What is needed =>
From the records below, pull each line that has "本题满分".

Records from a data collection:
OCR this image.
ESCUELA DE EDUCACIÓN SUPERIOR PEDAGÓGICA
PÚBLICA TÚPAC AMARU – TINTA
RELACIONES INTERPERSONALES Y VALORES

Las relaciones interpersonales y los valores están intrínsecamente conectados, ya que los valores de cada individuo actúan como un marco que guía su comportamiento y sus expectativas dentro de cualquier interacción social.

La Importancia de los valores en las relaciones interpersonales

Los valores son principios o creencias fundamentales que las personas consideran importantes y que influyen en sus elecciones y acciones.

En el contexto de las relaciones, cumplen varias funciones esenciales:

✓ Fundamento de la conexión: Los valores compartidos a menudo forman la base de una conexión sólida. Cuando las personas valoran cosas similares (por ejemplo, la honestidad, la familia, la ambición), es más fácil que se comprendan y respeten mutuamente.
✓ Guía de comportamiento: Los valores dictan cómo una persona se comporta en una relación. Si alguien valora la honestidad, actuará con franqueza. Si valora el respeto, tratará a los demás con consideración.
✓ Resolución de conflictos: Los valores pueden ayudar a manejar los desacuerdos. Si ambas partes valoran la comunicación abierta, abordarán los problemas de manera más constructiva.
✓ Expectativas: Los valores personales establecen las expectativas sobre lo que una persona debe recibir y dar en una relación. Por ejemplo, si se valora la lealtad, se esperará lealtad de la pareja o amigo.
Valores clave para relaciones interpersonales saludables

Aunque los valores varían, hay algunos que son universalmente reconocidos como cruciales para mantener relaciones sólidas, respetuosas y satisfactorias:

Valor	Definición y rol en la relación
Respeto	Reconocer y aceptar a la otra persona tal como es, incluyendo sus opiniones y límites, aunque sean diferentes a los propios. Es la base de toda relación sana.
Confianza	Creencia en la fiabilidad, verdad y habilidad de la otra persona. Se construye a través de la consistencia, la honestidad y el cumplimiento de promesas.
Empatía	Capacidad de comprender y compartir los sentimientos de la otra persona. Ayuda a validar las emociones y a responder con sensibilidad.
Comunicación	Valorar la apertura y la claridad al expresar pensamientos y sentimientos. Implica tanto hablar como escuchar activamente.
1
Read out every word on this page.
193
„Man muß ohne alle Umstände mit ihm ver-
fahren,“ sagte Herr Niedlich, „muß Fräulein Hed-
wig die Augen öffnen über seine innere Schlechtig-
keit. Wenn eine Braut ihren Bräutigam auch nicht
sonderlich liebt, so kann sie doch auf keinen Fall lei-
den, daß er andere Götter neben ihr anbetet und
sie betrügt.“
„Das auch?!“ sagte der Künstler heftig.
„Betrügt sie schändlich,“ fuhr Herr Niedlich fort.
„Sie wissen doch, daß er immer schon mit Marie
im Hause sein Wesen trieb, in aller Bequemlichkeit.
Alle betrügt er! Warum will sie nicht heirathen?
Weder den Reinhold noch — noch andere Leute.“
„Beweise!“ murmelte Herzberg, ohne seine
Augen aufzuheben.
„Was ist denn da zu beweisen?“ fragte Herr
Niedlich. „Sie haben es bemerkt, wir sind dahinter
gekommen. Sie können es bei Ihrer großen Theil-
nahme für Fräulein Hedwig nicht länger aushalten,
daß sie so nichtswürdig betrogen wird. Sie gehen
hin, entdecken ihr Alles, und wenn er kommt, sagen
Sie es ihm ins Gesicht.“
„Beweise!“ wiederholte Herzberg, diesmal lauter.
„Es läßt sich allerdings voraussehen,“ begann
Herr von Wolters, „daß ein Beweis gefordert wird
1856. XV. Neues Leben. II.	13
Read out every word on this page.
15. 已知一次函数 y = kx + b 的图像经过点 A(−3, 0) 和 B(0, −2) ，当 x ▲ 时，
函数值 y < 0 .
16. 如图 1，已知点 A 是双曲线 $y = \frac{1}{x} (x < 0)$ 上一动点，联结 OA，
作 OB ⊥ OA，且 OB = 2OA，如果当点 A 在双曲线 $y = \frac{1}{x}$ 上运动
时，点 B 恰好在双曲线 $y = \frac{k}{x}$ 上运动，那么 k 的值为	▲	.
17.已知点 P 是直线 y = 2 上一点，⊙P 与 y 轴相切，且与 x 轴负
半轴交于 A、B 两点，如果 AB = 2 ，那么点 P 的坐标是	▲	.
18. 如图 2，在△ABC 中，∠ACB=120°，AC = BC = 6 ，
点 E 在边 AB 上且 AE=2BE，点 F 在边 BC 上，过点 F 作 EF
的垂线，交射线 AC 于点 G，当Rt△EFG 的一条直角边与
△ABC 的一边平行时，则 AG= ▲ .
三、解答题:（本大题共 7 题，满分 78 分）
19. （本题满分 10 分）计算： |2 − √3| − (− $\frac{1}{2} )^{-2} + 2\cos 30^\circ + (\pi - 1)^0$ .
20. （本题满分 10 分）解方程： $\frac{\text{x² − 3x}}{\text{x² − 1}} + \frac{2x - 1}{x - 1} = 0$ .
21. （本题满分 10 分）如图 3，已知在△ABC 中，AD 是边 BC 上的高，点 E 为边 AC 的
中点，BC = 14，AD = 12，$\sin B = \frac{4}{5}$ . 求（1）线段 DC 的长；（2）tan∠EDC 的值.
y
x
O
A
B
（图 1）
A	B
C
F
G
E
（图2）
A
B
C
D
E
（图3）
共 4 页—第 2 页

Exercise result =>
19. （本题满分 10 分）计算： |2 − √3| − (− $\frac{1}{2} )^{-2} + 2\cos 30^\circ + (\pi - 1)^0$ .
20. （本题满分 10 分）解方程： $\frac{\text{x² − 3x}}{\text{x² − 1}} + \frac{2x - 1}{x - 1} = 0$ .
21. （本题满分 10 分）如图 3，已知在△ABC 中，AD 是边 BC 上的高，点 E 为边 AC 的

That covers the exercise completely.